What you are asked to do >> All entries are to be quoted exactly; the images stay out of the copy.

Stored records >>
⁂
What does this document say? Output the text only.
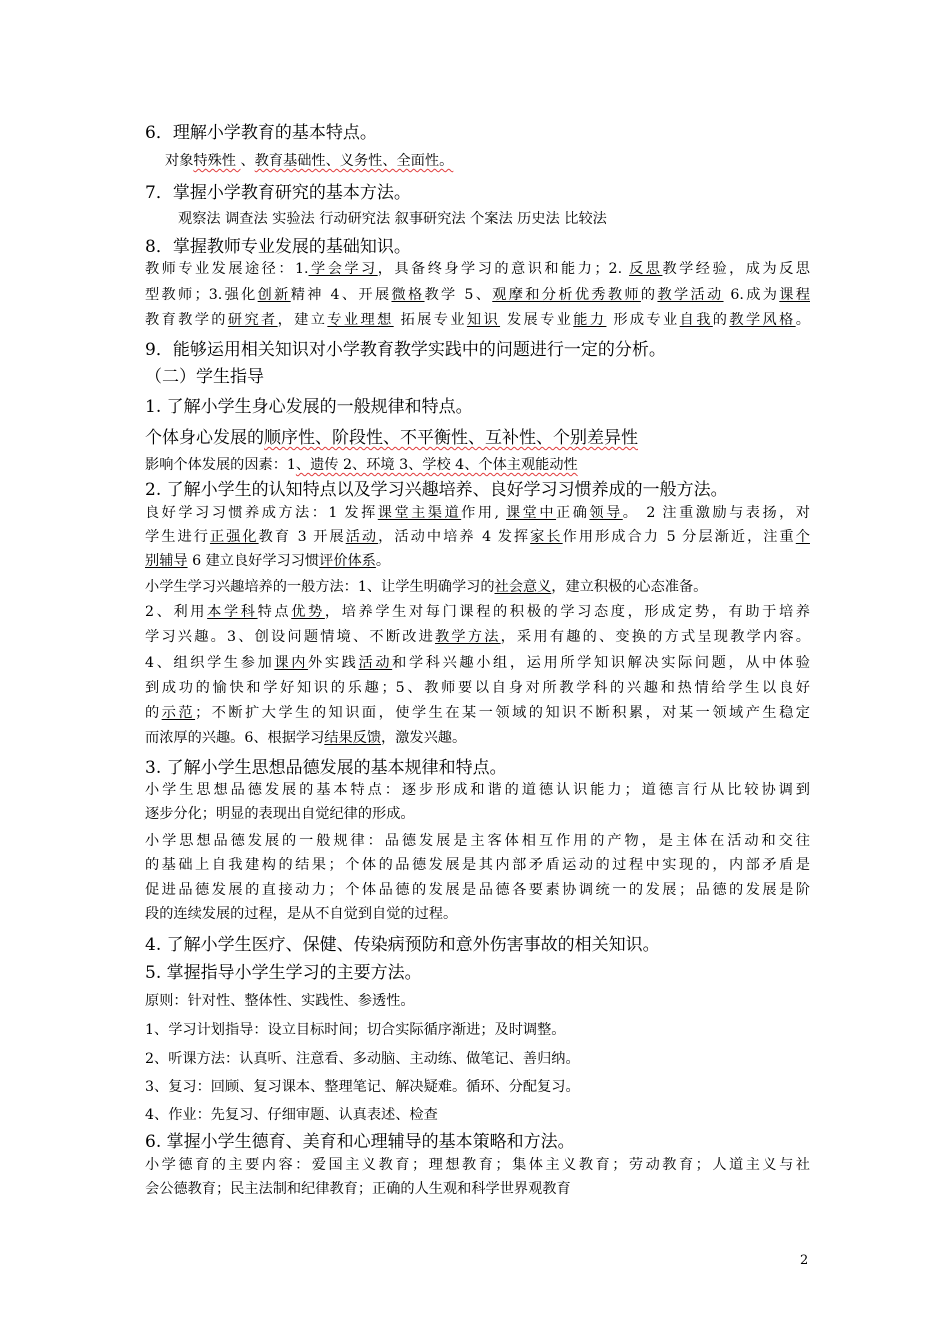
6．理解小学教育的基本特点。
对象特殊性 、教育基础性、义务性、全面性。
7．掌握小学教育研究的基本方法。
观察法 调查法 实验法 行动研究法 叙事研究法 个案法 历史法 比较法
8．掌握教师专业发展的基础知识。
教师专业发展途径：1.学会学习，具备终身学习的意识和能力；2. 反思教学经验，成为反思
型教师；3.强化创新精神 4、开展微格教学 5、观摩和分析优秀教师的教学活动 6.成为课程
教育教学的研究者，建立专业理想 拓展专业知识 发展专业能力 形成专业自我的教学风格。
9．能够运用相关知识对小学教育教学实践中的问题进行一定的分析。
（二）学生指导
1. 了解小学生身心发展的一般规律和特点。
个体身心发展的顺序性、阶段性、不平衡性、互补性、个别差异性
影响个体发展的因素：1、遗传 2、环境 3、学校 4、个体主观能动性
2. 了解小学生的认知特点以及学习兴趣培养、良好学习习惯养成的一般方法。
良好学习习惯养成方法：1 发挥课堂主渠道作用, 课堂中正确领导。 2 注重激励与表扬，对
学生进行正强化教育 3 开展活动，活动中培养 4 发挥家长作用形成合力 5 分层渐近，注重个
别辅导 6 建立良好学习习惯评价体系。
小学生学习兴趣培养的一般方法：1、让学生明确学习的社会意义，建立积极的心态准备。
2、利用本学科特点优势，培养学生对每门课程的积极的学习态度，形成定势，有助于培养
学习兴趣。3、创设问题情境、不断改进教学方法，采用有趣的、变换的方式呈现教学内容。
4、组织学生参加课内外实践活动和学科兴趣小组，运用所学知识解决实际问题，从中体验
到成功的愉快和学好知识的乐趣；5、教师要以自身对所教学科的兴趣和热情给学生以良好
的示范；不断扩大学生的知识面，使学生在某一领域的知识不断积累，对某一领域产生稳定
而浓厚的兴趣。6、根据学习结果反馈，激发兴趣。
3. 了解小学生思想品德发展的基本规律和特点。
小学生思想品德发展的基本特点：逐步形成和谐的道德认识能力；道德言行从比较协调到
逐步分化；明显的表现出自觉纪律的形成。
小学思想品德发展的一般规律：品德发展是主客体相互作用的产物，是主体在活动和交往
的基础上自我建构的结果；个体的品德发展是其内部矛盾运动的过程中实现的，内部矛盾是
促进品德发展的直接动力；个体品德的发展是品德各要素协调统一的发展；品德的发展是阶
段的连续发展的过程，是从不自觉到自觉的过程。
4. 了解小学生医疗、保健、传染病预防和意外伤害事故的相关知识。
5. 掌握指导小学生学习的主要方法。
原则：针对性、整体性、实践性、参透性。
1、学习计划指导：设立目标时间；切合实际循序渐进；及时调整。
2、听课方法：认真听、注意看、多动脑、主动练、做笔记、善归纳。
3、复习：回顾、复习课本、整理笔记、解决疑难。循环、分配复习。
4、作业：先复习、仔细审题、认真表述、检查
6. 掌握小学生德育、美育和心理辅导的基本策略和方法。
小学德育的主要内容：爱国主义教育；理想教育；集体主义教育；劳动教育；人道主义与社
会公德教育；民主法制和纪律教育；正确的人生观和科学世界观教育
2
⁂
Reply >>
What does this document say? Output the text only.
6．理解小学教育的基本特点。
对象特殊性 、教育基础性、义务性、全面性。
7．掌握小学教育研究的基本方法。
观察法 调查法 实验法 行动研究法 叙事研究法 个案法 历史法 比较法
8．掌握教师专业发展的基础知识。
教师专业发展途径：1.学会学习，具备终身学习的意识和能力；2. 反思教学经验，成为反思
型教师；3.强化创新精神 4、开展微格教学 5、观摩和分析优秀教师的教学活动 6.成为课程
教育教学的研究者，建立专业理想 拓展专业知识 发展专业能力 形成专业自我的教学风格。
9．能够运用相关知识对小学教育教学实践中的问题进行一定的分析。
（二）学生指导
1. 了解小学生身心发展的一般规律和特点。
个体身心发展的顺序性、阶段性、不平衡性、互补性、个别差异性
影响个体发展的因素：1、遗传 2、环境 3、学校 4、个体主观能动性
2. 了解小学生的认知特点以及学习兴趣培养、良好学习习惯养成的一般方法。
良好学习习惯养成方法：1 发挥课堂主渠道作用, 课堂中正确领导。 2 注重激励与表扬，对
学生进行正强化教育 3 开展活动，活动中培养 4 发挥家长作用形成合力 5 分层渐近，注重个
别辅导 6 建立良好学习习惯评价体系。
小学生学习兴趣培养的一般方法：1、让学生明确学习的社会意义，建立积极的心态准备。
2、利用本学科特点优势，培养学生对每门课程的积极的学习态度，形成定势，有助于培养
学习兴趣。3、创设问题情境、不断改进教学方法，采用有趣的、变换的方式呈现教学内容。
4、组织学生参加课内外实践活动和学科兴趣小组，运用所学知识解决实际问题，从中体验
到成功的愉快和学好知识的乐趣；5、教师要以自身对所教学科的兴趣和热情给学生以良好
的示范；不断扩大学生的知识面，使学生在某一领域的知识不断积累，对某一领域产生稳定
而浓厚的兴趣。6、根据学习结果反馈，激发兴趣。
3. 了解小学生思想品德发展的基本规律和特点。
小学生思想品德发展的基本特点：逐步形成和谐的道德认识能力；道德言行从比较协调到
逐步分化；明显的表现出自觉纪律的形成。
小学思想品德发展的一般规律：品德发展是主客体相互作用的产物，是主体在活动和交往
的基础上自我建构的结果；个体的品德发展是其内部矛盾运动的过程中实现的，内部矛盾是
促进品德发展的直接动力；个体品德的发展是品德各要素协调统一的发展；品德的发展是阶
段的连续发展的过程，是从不自觉到自觉的过程。
4. 了解小学生医疗、保健、传染病预防和意外伤害事故的相关知识。
5. 掌握指导小学生学习的主要方法。
原则：针对性、整体性、实践性、参透性。
1、学习计划指导：设立目标时间；切合实际循序渐进；及时调整。
2、听课方法：认真听、注意看、多动脑、主动练、做笔记、善归纳。
3、复习：回顾、复习课本、整理笔记、解决疑难。循环、分配复习。
4、作业：先复习、仔细审题、认真表述、检查
6. 掌握小学生德育、美育和心理辅导的基本策略和方法。
小学德育的主要内容：爱国主义教育；理想教育；集体主义教育；劳动教育；人道主义与社
会公德教育；民主法制和纪律教育；正确的人生观和科学世界观教育
2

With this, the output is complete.